[Spatial annotation records]
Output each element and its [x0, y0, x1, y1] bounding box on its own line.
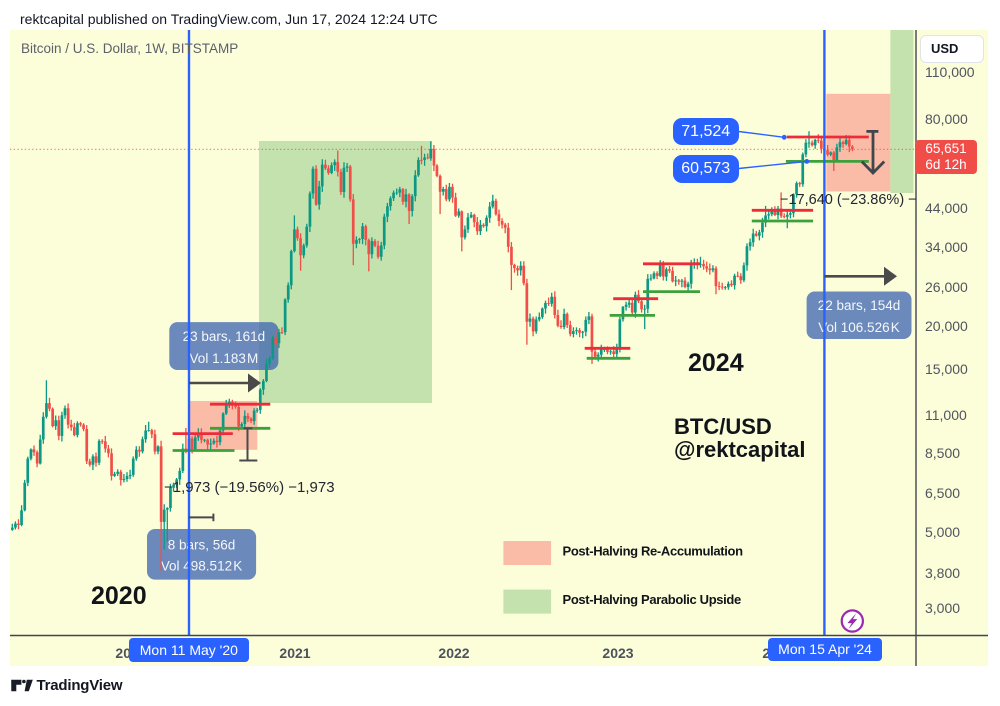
svg-text:8 bars, 56d: 8 bars, 56d	[168, 538, 236, 553]
svg-text:3,800: 3,800	[925, 565, 960, 581]
svg-text:Vol 498.512 K: Vol 498.512 K	[161, 559, 242, 574]
svg-text:Post-Halving Parabolic Upside: Post-Halving Parabolic Upside	[563, 592, 742, 607]
svg-text:11,000: 11,000	[925, 407, 967, 423]
svg-text:−1,973 (−19.56%) −1,973: −1,973 (−19.56%) −1,973	[164, 479, 335, 496]
svg-text:5,000: 5,000	[925, 524, 960, 540]
svg-text:2022: 2022	[438, 645, 469, 661]
svg-text:Post-Halving Re-Accumulation: Post-Halving Re-Accumulation	[563, 544, 744, 559]
svg-text:23 bars, 161d: 23 bars, 161d	[183, 329, 266, 344]
svg-text:−17,640 (−23.86%) −: −17,640 (−23.86%) −	[780, 192, 917, 208]
svg-text:80,000: 80,000	[925, 111, 968, 127]
svg-text:3,000: 3,000	[925, 600, 960, 616]
svg-text:2021: 2021	[279, 645, 310, 661]
svg-text:20,000: 20,000	[925, 318, 968, 334]
svg-text:8,500: 8,500	[925, 445, 960, 461]
svg-text:44,000: 44,000	[925, 200, 968, 216]
svg-text:110,000: 110,000	[925, 64, 975, 80]
svg-text:15,000: 15,000	[925, 361, 968, 377]
svg-text:6,500: 6,500	[925, 485, 960, 501]
svg-text:26,000: 26,000	[925, 279, 968, 295]
svg-text:Vol 106.526 K: Vol 106.526 K	[818, 320, 899, 335]
svg-text:Vol 1.183 M: Vol 1.183 M	[190, 351, 259, 366]
svg-text:2023: 2023	[602, 645, 633, 661]
svg-text:34,000: 34,000	[925, 239, 968, 255]
svg-text:22 bars, 154d: 22 bars, 154d	[818, 298, 901, 313]
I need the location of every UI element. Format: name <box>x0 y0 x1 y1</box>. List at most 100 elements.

• Required task:
Change every "bars" to "candles" throughout the data above, keeping everything else as it is. Omit the pictures from your answer.

• Task output:
Output each element and its [x0, y0, x1, y1] bounding box on its own line.
svg-text:8 candles, 56d: 8 candles, 56d	[168, 538, 236, 553]
svg-text:3,800: 3,800	[925, 565, 960, 581]
svg-text:Vol 498.512 K: Vol 498.512 K	[161, 559, 242, 574]
svg-text:Post-Halving Parabolic Upside: Post-Halving Parabolic Upside	[563, 592, 742, 607]
svg-text:11,000: 11,000	[925, 407, 967, 423]
svg-text:−1,973 (−19.56%) −1,973: −1,973 (−19.56%) −1,973	[164, 479, 335, 496]
svg-text:5,000: 5,000	[925, 524, 960, 540]
svg-text:2022: 2022	[438, 645, 469, 661]
svg-text:Post-Halving Re-Accumulation: Post-Halving Re-Accumulation	[563, 544, 744, 559]
svg-text:23 candles, 161d: 23 candles, 161d	[183, 329, 266, 344]
svg-text:−17,640 (−23.86%) −: −17,640 (−23.86%) −	[780, 192, 917, 208]
svg-text:80,000: 80,000	[925, 111, 968, 127]
svg-text:3,000: 3,000	[925, 600, 960, 616]
svg-text:2021: 2021	[279, 645, 310, 661]
svg-text:20,000: 20,000	[925, 318, 968, 334]
svg-text:8,500: 8,500	[925, 445, 960, 461]
svg-text:44,000: 44,000	[925, 200, 968, 216]
svg-text:110,000: 110,000	[925, 64, 975, 80]
svg-text:15,000: 15,000	[925, 361, 968, 377]
svg-text:6,500: 6,500	[925, 485, 960, 501]
svg-text:26,000: 26,000	[925, 279, 968, 295]
svg-text:Vol 106.526 K: Vol 106.526 K	[818, 320, 899, 335]
svg-text:Vol 1.183 M: Vol 1.183 M	[190, 351, 259, 366]
svg-text:2023: 2023	[602, 645, 633, 661]
svg-text:34,000: 34,000	[925, 239, 968, 255]
svg-text:22 candles, 154d: 22 candles, 154d	[818, 298, 901, 313]
I need the location of every UI element. Format: name <box>x0 y0 x1 y1</box>. List at most 100 elements.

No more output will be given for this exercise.